--- start Material for the task ---
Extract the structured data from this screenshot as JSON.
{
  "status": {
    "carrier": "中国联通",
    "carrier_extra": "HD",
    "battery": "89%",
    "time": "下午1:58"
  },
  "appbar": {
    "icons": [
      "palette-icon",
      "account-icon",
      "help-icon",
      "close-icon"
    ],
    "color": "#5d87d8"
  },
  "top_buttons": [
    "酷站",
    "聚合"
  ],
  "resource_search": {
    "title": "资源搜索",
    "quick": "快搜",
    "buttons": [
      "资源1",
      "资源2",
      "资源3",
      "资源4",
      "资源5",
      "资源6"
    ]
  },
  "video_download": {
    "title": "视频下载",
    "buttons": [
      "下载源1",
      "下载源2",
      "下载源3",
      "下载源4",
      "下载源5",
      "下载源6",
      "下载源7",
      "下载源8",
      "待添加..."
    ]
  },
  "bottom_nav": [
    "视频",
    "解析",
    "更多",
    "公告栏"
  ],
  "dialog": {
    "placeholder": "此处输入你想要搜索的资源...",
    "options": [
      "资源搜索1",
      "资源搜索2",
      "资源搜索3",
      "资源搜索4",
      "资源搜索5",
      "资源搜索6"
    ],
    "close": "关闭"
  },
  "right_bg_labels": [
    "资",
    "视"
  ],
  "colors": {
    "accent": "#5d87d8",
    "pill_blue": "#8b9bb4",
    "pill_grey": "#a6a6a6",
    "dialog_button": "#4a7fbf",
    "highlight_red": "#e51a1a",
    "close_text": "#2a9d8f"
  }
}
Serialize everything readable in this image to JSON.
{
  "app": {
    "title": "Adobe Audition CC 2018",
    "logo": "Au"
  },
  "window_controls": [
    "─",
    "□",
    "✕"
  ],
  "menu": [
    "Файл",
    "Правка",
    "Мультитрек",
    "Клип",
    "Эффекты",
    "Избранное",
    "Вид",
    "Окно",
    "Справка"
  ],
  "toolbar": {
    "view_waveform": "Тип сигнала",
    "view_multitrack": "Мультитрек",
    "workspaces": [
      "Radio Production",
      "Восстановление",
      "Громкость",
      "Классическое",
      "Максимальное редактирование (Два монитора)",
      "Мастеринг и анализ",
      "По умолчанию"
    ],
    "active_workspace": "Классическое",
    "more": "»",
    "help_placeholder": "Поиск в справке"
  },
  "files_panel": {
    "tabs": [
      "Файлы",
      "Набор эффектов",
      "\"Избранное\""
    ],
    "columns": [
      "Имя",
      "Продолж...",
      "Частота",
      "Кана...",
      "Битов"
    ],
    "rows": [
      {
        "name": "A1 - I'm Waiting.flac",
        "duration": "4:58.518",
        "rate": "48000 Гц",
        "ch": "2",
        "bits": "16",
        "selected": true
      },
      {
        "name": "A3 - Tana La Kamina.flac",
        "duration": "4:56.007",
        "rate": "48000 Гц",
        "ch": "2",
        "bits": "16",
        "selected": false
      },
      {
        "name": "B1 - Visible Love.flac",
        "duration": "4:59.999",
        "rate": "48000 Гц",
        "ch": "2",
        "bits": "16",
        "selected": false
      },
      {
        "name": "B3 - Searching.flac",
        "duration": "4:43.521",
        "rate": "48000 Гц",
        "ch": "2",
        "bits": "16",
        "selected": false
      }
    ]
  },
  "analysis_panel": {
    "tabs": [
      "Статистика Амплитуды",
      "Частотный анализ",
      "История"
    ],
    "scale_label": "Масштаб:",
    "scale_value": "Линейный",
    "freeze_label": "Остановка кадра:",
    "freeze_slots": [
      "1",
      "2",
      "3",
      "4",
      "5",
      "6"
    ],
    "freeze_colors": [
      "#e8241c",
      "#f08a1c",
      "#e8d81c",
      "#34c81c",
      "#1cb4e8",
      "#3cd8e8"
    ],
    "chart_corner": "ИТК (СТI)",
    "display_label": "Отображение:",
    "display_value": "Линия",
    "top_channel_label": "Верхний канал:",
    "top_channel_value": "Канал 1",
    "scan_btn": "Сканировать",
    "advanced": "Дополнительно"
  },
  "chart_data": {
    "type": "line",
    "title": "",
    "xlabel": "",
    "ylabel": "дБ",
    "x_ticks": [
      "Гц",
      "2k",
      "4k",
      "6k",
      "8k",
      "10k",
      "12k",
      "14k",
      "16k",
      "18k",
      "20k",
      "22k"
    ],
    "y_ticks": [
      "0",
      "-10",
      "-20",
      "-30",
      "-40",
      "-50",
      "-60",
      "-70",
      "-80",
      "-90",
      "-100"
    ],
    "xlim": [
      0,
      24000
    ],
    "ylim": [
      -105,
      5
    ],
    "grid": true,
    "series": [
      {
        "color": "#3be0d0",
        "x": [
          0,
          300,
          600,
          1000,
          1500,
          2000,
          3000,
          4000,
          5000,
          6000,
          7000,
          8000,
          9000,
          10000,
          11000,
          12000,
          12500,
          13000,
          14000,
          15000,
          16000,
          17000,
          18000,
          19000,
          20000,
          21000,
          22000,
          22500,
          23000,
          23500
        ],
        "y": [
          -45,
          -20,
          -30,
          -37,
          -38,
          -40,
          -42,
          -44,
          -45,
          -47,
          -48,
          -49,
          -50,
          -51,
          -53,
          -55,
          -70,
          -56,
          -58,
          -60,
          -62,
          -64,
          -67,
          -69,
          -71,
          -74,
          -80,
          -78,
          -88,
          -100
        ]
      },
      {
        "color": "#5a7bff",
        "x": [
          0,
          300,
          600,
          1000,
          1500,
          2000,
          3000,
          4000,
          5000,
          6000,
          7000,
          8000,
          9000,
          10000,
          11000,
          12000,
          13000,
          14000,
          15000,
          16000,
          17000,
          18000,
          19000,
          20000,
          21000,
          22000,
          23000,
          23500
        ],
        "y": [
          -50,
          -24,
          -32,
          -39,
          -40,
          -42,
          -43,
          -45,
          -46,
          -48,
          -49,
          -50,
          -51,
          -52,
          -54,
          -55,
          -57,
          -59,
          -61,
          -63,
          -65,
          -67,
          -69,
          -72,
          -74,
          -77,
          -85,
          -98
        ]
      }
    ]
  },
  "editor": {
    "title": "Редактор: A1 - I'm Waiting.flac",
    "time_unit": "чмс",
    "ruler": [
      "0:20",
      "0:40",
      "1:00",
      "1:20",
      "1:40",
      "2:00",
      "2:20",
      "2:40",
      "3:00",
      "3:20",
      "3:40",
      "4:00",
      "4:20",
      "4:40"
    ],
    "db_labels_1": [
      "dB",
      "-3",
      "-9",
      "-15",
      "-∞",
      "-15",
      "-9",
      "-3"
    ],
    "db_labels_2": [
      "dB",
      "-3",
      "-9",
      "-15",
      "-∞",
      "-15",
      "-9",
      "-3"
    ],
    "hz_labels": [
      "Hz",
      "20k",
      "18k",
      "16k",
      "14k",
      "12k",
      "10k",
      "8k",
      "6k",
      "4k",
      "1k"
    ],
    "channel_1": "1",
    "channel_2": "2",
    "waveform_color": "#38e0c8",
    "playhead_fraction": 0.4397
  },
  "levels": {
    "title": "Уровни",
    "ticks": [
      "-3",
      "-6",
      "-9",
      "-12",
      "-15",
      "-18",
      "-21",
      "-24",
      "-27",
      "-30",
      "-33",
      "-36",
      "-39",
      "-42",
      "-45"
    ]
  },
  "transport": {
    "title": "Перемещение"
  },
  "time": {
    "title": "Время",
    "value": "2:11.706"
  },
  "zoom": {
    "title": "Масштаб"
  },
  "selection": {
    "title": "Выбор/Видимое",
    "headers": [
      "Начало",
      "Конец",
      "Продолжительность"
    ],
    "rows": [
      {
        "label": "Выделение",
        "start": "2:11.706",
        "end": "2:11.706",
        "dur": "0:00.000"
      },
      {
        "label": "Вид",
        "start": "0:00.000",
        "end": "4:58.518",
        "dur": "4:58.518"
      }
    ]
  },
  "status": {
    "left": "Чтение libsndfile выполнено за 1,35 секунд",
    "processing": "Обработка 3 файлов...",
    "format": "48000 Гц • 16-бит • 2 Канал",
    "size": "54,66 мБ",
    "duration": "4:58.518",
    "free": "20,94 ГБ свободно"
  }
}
--- end Material for the task ---
(Prompt) Identify and list each line with the word "Waiting".

(Correct result)
        "name": "A1 - I'm Waiting.flac",
    "title": "Редактор: A1 - I'm Waiting.flac",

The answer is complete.